Request> Could you transcribe the material below exactly, without leaving out a single line?

Stored items from a collection>

%%

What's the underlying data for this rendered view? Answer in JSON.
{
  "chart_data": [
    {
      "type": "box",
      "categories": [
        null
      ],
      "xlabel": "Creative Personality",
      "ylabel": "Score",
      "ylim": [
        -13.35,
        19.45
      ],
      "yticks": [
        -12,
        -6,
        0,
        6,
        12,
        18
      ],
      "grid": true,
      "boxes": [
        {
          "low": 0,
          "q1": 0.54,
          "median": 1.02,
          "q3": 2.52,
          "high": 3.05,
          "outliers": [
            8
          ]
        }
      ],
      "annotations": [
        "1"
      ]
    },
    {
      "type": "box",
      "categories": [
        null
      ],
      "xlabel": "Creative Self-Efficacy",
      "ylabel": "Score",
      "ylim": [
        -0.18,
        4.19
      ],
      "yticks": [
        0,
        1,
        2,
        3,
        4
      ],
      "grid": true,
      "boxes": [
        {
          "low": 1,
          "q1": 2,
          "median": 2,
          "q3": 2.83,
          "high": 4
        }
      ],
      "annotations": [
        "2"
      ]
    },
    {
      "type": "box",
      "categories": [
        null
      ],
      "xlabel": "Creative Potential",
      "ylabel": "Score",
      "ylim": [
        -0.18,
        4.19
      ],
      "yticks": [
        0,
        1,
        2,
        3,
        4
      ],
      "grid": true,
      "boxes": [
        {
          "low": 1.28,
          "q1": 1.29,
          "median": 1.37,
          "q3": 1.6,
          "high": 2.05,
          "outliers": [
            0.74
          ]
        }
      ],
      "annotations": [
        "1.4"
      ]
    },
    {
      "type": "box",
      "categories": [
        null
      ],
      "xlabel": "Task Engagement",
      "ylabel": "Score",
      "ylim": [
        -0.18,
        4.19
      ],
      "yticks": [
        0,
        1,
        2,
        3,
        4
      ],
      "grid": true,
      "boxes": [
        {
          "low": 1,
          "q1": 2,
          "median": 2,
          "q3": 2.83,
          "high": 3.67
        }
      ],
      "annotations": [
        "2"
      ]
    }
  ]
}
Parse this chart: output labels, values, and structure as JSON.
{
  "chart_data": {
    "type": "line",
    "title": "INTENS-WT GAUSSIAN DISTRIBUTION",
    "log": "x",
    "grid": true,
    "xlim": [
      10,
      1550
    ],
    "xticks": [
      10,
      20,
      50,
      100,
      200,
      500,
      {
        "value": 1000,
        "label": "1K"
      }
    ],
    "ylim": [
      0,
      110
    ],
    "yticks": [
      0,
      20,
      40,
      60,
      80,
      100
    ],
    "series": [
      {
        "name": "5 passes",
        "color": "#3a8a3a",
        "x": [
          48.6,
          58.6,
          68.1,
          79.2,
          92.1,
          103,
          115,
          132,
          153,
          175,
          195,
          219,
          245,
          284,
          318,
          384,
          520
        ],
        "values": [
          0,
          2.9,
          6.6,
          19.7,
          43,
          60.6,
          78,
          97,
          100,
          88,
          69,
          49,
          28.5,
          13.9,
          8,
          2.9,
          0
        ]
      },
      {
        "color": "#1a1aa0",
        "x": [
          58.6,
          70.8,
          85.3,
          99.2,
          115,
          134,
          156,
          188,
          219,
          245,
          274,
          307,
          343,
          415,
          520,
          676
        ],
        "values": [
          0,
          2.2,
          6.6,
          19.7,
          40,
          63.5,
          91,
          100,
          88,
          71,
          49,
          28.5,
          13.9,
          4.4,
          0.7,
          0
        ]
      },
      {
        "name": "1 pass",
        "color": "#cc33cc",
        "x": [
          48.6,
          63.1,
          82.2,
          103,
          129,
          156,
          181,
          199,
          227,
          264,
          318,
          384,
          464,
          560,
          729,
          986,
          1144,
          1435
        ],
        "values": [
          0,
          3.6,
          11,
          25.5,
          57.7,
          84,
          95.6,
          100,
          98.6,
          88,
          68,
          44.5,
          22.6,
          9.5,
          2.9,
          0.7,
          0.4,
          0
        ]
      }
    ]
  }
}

%%

Task output>
What's the underlying data for this rendered view? Answer in JSON.
{
  "chart_data": [
    {
      "type": "box",
      "categories": [
        null
      ],
      "xlabel": "Creative Personality",
      "ylabel": "Score",
      "ylim": [
        -13.35,
        19.45
      ],
      "yticks": [
        -12,
        -6,
        0,
        6,
        12,
        18
      ],
      "grid": true,
      "boxes": [
        {
          "low": 0,
          "q1": 0.54,
          "median": 1.02,
          "q3": 2.52,
          "high": 3.05,
          "outliers": [
            8
          ]
        }
      ],
      "annotations": [
        "1"
      ]
    },
    {
      "type": "box",
      "categories": [
        null
      ],
      "xlabel": "Creative Self-Efficacy",
      "ylabel": "Score",
      "ylim": [
        -0.18,
        4.19
      ],
      "yticks": [
        0,
        1,
        2,
        3,
        4
      ],
      "grid": true,
      "boxes": [
        {
          "low": 1,
          "q1": 2,
          "median": 2,
          "q3": 2.83,
          "high": 4
        }
      ],
      "annotations": [
        "2"
      ]
    },
    {
      "type": "box",
      "categories": [
        null
      ],
      "xlabel": "Creative Potential",
      "ylabel": "Score",
      "ylim": [
        -0.18,
        4.19
      ],
      "yticks": [
        0,
        1,
        2,
        3,
        4
      ],
      "grid": true,
      "boxes": [
        {
          "low": 1.28,
          "q1": 1.29,
          "median": 1.37,
          "q3": 1.6,
          "high": 2.05,
          "outliers": [
            0.74
          ]
        }
      ],
      "annotations": [
        "1.4"
      ]
    },
    {
      "type": "box",
      "categories": [
        null
      ],
      "xlabel": "Task Engagement",
      "ylabel": "Score",
      "ylim": [
        -0.18,
        4.19
      ],
      "yticks": [
        0,
        1,
        2,
        3,
        4
      ],
      "grid": true,
      "boxes": [
        {
          "low": 1,
          "q1": 2,
          "median": 2,
          "q3": 2.83,
          "high": 3.67
        }
      ],
      "annotations": [
        "2"
      ]
    }
  ]
}
Parse this chart: output labels, values, and structure as JSON.
{
  "chart_data": {
    "type": "line",
    "title": "INTENS-WT GAUSSIAN DISTRIBUTION",
    "log": "x",
    "grid": true,
    "xlim": [
      10,
      1550
    ],
    "xticks": [
      10,
      20,
      50,
      100,
      200,
      500,
      {
        "value": 1000,
        "label": "1K"
      }
    ],
    "ylim": [
      0,
      110
    ],
    "yticks": [
      0,
      20,
      40,
      60,
      80,
      100
    ],
    "series": [
      {
        "name": "5 passes",
        "color": "#3a8a3a",
        "x": [
          48.6,
          58.6,
          68.1,
          79.2,
          92.1,
          103,
          115,
          132,
          153,
          175,
          195,
          219,
          245,
          284,
          318,
          384,
          520
        ],
        "values": [
          0,
          2.9,
          6.6,
          19.7,
          43,
          60.6,
          78,
          97,
          100,
          88,
          69,
          49,
          28.5,
          13.9,
          8,
          2.9,
          0
        ]
      },
      {
        "color": "#1a1aa0",
        "x": [
          58.6,
          70.8,
          85.3,
          99.2,
          115,
          134,
          156,
          188,
          219,
          245,
          274,
          307,
          343,
          415,
          520,
          676
        ],
        "values": [
          0,
          2.2,
          6.6,
          19.7,
          40,
          63.5,
          91,
          100,
          88,
          71,
          49,
          28.5,
          13.9,
          4.4,
          0.7,
          0
        ]
      },
      {
        "name": "1 pass",
        "color": "#cc33cc",
        "x": [
          48.6,
          63.1,
          82.2,
          103,
          129,
          156,
          181,
          199,
          227,
          264,
          318,
          384,
          464,
          560,
          729,
          986,
          1144,
          1435
        ],
        "values": [
          0,
          3.6,
          11,
          25.5,
          57.7,
          84,
          95.6,
          100,
          98.6,
          88,
          68,
          44.5,
          22.6,
          9.5,
          2.9,
          0.7,
          0.4,
          0
        ]
      }
    ]
  }
}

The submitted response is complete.